◆ EXTRACTED INFORMATION ◆
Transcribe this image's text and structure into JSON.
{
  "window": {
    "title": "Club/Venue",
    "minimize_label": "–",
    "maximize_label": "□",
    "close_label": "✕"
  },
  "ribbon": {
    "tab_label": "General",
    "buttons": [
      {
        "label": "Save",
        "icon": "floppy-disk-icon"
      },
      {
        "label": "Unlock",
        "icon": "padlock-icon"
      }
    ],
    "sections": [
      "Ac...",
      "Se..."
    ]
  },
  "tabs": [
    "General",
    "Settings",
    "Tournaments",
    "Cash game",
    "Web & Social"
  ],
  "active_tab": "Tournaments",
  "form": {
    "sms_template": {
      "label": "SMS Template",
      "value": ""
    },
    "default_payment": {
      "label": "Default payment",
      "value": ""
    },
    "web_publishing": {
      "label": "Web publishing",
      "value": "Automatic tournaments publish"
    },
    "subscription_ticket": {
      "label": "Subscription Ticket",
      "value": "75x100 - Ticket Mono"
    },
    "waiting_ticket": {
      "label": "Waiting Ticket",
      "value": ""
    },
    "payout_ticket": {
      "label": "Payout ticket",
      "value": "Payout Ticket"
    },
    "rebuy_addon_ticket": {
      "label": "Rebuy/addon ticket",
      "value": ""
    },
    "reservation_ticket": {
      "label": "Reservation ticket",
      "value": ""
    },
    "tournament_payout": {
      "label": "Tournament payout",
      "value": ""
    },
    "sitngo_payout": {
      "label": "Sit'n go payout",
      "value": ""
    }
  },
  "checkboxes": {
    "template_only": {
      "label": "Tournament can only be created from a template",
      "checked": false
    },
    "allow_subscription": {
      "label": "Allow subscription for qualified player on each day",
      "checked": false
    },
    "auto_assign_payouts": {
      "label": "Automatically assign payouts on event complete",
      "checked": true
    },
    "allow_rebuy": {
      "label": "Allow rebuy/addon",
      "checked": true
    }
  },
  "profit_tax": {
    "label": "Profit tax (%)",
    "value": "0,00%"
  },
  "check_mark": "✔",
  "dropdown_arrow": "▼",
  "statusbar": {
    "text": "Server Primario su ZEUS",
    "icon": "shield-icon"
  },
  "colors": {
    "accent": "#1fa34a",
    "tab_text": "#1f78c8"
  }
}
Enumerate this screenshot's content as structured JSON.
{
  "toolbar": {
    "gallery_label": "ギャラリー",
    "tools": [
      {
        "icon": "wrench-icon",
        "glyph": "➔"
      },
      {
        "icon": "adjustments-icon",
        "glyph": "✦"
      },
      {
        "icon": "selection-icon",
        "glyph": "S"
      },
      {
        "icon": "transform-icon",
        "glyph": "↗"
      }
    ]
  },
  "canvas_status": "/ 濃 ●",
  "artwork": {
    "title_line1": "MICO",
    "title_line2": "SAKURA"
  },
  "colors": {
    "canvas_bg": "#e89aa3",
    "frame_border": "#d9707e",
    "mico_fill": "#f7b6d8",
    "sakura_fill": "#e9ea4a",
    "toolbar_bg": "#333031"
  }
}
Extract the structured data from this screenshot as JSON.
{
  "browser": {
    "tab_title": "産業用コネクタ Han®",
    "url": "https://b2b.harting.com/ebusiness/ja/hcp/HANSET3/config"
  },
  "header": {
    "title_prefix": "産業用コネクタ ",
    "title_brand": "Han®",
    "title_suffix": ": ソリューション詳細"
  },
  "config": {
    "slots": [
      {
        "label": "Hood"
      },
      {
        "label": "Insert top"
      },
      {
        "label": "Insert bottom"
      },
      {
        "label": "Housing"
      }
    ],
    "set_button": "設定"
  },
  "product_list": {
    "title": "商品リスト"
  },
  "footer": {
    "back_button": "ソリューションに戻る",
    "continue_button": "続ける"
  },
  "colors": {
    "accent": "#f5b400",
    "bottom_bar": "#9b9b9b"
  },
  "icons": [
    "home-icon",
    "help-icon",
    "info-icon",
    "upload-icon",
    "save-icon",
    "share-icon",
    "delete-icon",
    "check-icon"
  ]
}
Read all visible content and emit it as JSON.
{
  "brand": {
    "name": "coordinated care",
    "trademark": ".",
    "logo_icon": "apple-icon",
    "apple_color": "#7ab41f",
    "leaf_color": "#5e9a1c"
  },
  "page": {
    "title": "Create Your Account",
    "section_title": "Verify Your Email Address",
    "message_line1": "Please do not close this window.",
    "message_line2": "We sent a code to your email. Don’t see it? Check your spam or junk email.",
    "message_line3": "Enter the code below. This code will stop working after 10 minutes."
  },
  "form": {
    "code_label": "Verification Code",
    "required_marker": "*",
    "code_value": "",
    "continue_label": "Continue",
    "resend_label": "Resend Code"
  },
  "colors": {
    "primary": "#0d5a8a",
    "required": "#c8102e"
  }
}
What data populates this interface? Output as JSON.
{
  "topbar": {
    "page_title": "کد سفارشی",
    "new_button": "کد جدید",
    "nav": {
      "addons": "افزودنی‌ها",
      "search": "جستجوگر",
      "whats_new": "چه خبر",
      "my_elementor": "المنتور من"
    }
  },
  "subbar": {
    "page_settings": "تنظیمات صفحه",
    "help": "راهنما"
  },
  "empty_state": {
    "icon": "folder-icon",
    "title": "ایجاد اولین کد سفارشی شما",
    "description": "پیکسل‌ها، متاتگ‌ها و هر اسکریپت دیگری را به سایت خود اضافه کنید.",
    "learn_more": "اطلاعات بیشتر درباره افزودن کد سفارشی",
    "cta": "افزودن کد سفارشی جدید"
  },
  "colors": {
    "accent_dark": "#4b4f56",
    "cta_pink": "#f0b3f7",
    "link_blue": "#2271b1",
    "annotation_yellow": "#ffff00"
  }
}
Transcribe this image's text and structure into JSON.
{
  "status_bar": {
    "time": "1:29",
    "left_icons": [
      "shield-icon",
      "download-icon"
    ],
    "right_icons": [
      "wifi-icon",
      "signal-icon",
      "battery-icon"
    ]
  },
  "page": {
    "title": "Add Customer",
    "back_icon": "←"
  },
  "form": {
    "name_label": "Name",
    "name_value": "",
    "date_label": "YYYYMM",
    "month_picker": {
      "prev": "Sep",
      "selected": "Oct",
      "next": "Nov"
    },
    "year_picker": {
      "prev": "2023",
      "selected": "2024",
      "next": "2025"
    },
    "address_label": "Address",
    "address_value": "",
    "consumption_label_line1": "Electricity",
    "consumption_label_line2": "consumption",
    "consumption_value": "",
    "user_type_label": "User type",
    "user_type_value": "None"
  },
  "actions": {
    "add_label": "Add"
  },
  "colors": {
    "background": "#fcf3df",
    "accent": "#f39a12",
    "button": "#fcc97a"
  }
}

◆ INSTRUCTIONS FOR THE TASK ◆
Copy out every entry again, exactly as it was given.

◆ RESPONSE BELOW ◆
Transcribe this image's text and structure into JSON.
{
  "window": {
    "title": "Club/Venue",
    "minimize_label": "–",
    "maximize_label": "□",
    "close_label": "✕"
  },
  "ribbon": {
    "tab_label": "General",
    "buttons": [
      {
        "label": "Save",
        "icon": "floppy-disk-icon"
      },
      {
        "label": "Unlock",
        "icon": "padlock-icon"
      }
    ],
    "sections": [
      "Ac...",
      "Se..."
    ]
  },
  "tabs": [
    "General",
    "Settings",
    "Tournaments",
    "Cash game",
    "Web & Social"
  ],
  "active_tab": "Tournaments",
  "form": {
    "sms_template": {
      "label": "SMS Template",
      "value": ""
    },
    "default_payment": {
      "label": "Default payment",
      "value": ""
    },
    "web_publishing": {
      "label": "Web publishing",
      "value": "Automatic tournaments publish"
    },
    "subscription_ticket": {
      "label": "Subscription Ticket",
      "value": "75x100 - Ticket Mono"
    },
    "waiting_ticket": {
      "label": "Waiting Ticket",
      "value": ""
    },
    "payout_ticket": {
      "label": "Payout ticket",
      "value": "Payout Ticket"
    },
    "rebuy_addon_ticket": {
      "label": "Rebuy/addon ticket",
      "value": ""
    },
    "reservation_ticket": {
      "label": "Reservation ticket",
      "value": ""
    },
    "tournament_payout": {
      "label": "Tournament payout",
      "value": ""
    },
    "sitngo_payout": {
      "label": "Sit'n go payout",
      "value": ""
    }
  },
  "checkboxes": {
    "template_only": {
      "label": "Tournament can only be created from a template",
      "checked": false
    },
    "allow_subscription": {
      "label": "Allow subscription for qualified player on each day",
      "checked": false
    },
    "auto_assign_payouts": {
      "label": "Automatically assign payouts on event complete",
      "checked": true
    },
    "allow_rebuy": {
      "label": "Allow rebuy/addon",
      "checked": true
    }
  },
  "profit_tax": {
    "label": "Profit tax (%)",
    "value": "0,00%"
  },
  "check_mark": "✔",
  "dropdown_arrow": "▼",
  "statusbar": {
    "text": "Server Primario su ZEUS",
    "icon": "shield-icon"
  },
  "colors": {
    "accent": "#1fa34a",
    "tab_text": "#1f78c8"
  }
}
Enumerate this screenshot's content as structured JSON.
{
  "toolbar": {
    "gallery_label": "ギャラリー",
    "tools": [
      {
        "icon": "wrench-icon",
        "glyph": "➔"
      },
      {
        "icon": "adjustments-icon",
        "glyph": "✦"
      },
      {
        "icon": "selection-icon",
        "glyph": "S"
      },
      {
        "icon": "transform-icon",
        "glyph": "↗"
      }
    ]
  },
  "canvas_status": "/ 濃 ●",
  "artwork": {
    "title_line1": "MICO",
    "title_line2": "SAKURA"
  },
  "colors": {
    "canvas_bg": "#e89aa3",
    "frame_border": "#d9707e",
    "mico_fill": "#f7b6d8",
    "sakura_fill": "#e9ea4a",
    "toolbar_bg": "#333031"
  }
}
Extract the structured data from this screenshot as JSON.
{
  "browser": {
    "tab_title": "産業用コネクタ Han®",
    "url": "https://b2b.harting.com/ebusiness/ja/hcp/HANSET3/config"
  },
  "header": {
    "title_prefix": "産業用コネクタ ",
    "title_brand": "Han®",
    "title_suffix": ": ソリューション詳細"
  },
  "config": {
    "slots": [
      {
        "label": "Hood"
      },
      {
        "label": "Insert top"
      },
      {
        "label": "Insert bottom"
      },
      {
        "label": "Housing"
      }
    ],
    "set_button": "設定"
  },
  "product_list": {
    "title": "商品リスト"
  },
  "footer": {
    "back_button": "ソリューションに戻る",
    "continue_button": "続ける"
  },
  "colors": {
    "accent": "#f5b400",
    "bottom_bar": "#9b9b9b"
  },
  "icons": [
    "home-icon",
    "help-icon",
    "info-icon",
    "upload-icon",
    "save-icon",
    "share-icon",
    "delete-icon",
    "check-icon"
  ]
}
Read all visible content and emit it as JSON.
{
  "brand": {
    "name": "coordinated care",
    "trademark": ".",
    "logo_icon": "apple-icon",
    "apple_color": "#7ab41f",
    "leaf_color": "#5e9a1c"
  },
  "page": {
    "title": "Create Your Account",
    "section_title": "Verify Your Email Address",
    "message_line1": "Please do not close this window.",
    "message_line2": "We sent a code to your email. Don’t see it? Check your spam or junk email.",
    "message_line3": "Enter the code below. This code will stop working after 10 minutes."
  },
  "form": {
    "code_label": "Verification Code",
    "required_marker": "*",
    "code_value": "",
    "continue_label": "Continue",
    "resend_label": "Resend Code"
  },
  "colors": {
    "primary": "#0d5a8a",
    "required": "#c8102e"
  }
}
What data populates this interface? Output as JSON.
{
  "topbar": {
    "page_title": "کد سفارشی",
    "new_button": "کد جدید",
    "nav": {
      "addons": "افزودنی‌ها",
      "search": "جستجوگر",
      "whats_new": "چه خبر",
      "my_elementor": "المنتور من"
    }
  },
  "subbar": {
    "page_settings": "تنظیمات صفحه",
    "help": "راهنما"
  },
  "empty_state": {
    "icon": "folder-icon",
    "title": "ایجاد اولین کد سفارشی شما",
    "description": "پیکسل‌ها، متاتگ‌ها و هر اسکریپت دیگری را به سایت خود اضافه کنید.",
    "learn_more": "اطلاعات بیشتر درباره افزودن کد سفارشی",
    "cta": "افزودن کد سفارشی جدید"
  },
  "colors": {
    "accent_dark": "#4b4f56",
    "cta_pink": "#f0b3f7",
    "link_blue": "#2271b1",
    "annotation_yellow": "#ffff00"
  }
}
Transcribe this image's text and structure into JSON.
{
  "status_bar": {
    "time": "1:29",
    "left_icons": [
      "shield-icon",
      "download-icon"
    ],
    "right_icons": [
      "wifi-icon",
      "signal-icon",
      "battery-icon"
    ]
  },
  "page": {
    "title": "Add Customer",
    "back_icon": "←"
  },
  "form": {
    "name_label": "Name",
    "name_value": "",
    "date_label": "YYYYMM",
    "month_picker": {
      "prev": "Sep",
      "selected": "Oct",
      "next": "Nov"
    },
    "year_picker": {
      "prev": "2023",
      "selected": "2024",
      "next": "2025"
    },
    "address_label": "Address",
    "address_value": "",
    "consumption_label_line1": "Electricity",
    "consumption_label_line2": "consumption",
    "consumption_value": "",
    "user_type_label": "User type",
    "user_type_value": "None"
  },
  "actions": {
    "add_label": "Add"
  },
  "colors": {
    "background": "#fcf3df",
    "accent": "#f39a12",
    "button": "#fcc97a"
  }
}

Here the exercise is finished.